Directive: Rewrite the rows below, changing each "ruler-label" to "scale-label" and leaving everything else as it is.

Source material:
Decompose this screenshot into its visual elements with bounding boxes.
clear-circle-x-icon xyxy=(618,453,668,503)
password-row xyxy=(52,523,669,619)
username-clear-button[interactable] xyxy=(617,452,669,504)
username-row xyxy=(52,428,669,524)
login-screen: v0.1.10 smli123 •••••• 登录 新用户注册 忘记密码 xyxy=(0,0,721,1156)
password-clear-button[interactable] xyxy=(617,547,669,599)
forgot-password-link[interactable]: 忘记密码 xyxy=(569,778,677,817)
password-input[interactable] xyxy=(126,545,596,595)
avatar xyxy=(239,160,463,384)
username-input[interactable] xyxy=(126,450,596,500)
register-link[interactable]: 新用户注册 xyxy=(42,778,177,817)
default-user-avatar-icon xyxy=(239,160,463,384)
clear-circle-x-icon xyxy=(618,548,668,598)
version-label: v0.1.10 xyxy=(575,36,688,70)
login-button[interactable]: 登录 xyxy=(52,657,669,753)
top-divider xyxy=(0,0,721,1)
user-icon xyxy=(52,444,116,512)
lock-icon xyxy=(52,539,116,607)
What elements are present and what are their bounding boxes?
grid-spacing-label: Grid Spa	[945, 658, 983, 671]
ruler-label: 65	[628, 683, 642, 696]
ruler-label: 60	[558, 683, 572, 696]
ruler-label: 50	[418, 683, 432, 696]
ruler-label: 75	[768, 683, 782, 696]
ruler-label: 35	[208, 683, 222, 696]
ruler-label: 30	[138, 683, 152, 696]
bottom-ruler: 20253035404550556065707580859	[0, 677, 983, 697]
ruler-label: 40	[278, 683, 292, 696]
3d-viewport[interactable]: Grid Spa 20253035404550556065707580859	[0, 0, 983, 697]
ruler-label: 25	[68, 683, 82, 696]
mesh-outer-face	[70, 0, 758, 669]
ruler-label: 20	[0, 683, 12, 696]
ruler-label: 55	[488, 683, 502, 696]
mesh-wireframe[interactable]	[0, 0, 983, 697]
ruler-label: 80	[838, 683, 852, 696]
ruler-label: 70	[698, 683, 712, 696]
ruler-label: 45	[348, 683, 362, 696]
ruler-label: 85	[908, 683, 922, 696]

Solution to the exercise:
Decompose this screenshot into its visual elements with bounding boxes.
clear-circle-x-icon xyxy=(618,453,668,503)
password-row xyxy=(52,523,669,619)
username-clear-button[interactable] xyxy=(617,452,669,504)
username-row xyxy=(52,428,669,524)
login-screen: v0.1.10 smli123 •••••• 登录 新用户注册 忘记密码 xyxy=(0,0,721,1156)
password-clear-button[interactable] xyxy=(617,547,669,599)
forgot-password-link[interactable]: 忘记密码 xyxy=(569,778,677,817)
password-input[interactable] xyxy=(126,545,596,595)
avatar xyxy=(239,160,463,384)
username-input[interactable] xyxy=(126,450,596,500)
register-link[interactable]: 新用户注册 xyxy=(42,778,177,817)
default-user-avatar-icon xyxy=(239,160,463,384)
clear-circle-x-icon xyxy=(618,548,668,598)
version-label: v0.1.10 xyxy=(575,36,688,70)
login-button[interactable]: 登录 xyxy=(52,657,669,753)
top-divider xyxy=(0,0,721,1)
user-icon xyxy=(52,444,116,512)
lock-icon xyxy=(52,539,116,607)
What elements are present and what are their bounding boxes?
grid-spacing-label: Grid Spa	[945, 658, 983, 671]
scale-label: 65	[628, 683, 642, 696]
scale-label: 60	[558, 683, 572, 696]
scale-label: 50	[418, 683, 432, 696]
scale-label: 75	[768, 683, 782, 696]
scale-label: 35	[208, 683, 222, 696]
scale-label: 30	[138, 683, 152, 696]
bottom-ruler: 20253035404550556065707580859	[0, 677, 983, 697]
scale-label: 40	[278, 683, 292, 696]
3d-viewport[interactable]: Grid Spa 20253035404550556065707580859	[0, 0, 983, 697]
scale-label: 25	[68, 683, 82, 696]
mesh-outer-face	[70, 0, 758, 669]
scale-label: 20	[0, 683, 12, 696]
scale-label: 55	[488, 683, 502, 696]
mesh-wireframe[interactable]	[0, 0, 983, 697]
scale-label: 80	[838, 683, 852, 696]
scale-label: 70	[698, 683, 712, 696]
scale-label: 45	[348, 683, 362, 696]
scale-label: 85	[908, 683, 922, 696]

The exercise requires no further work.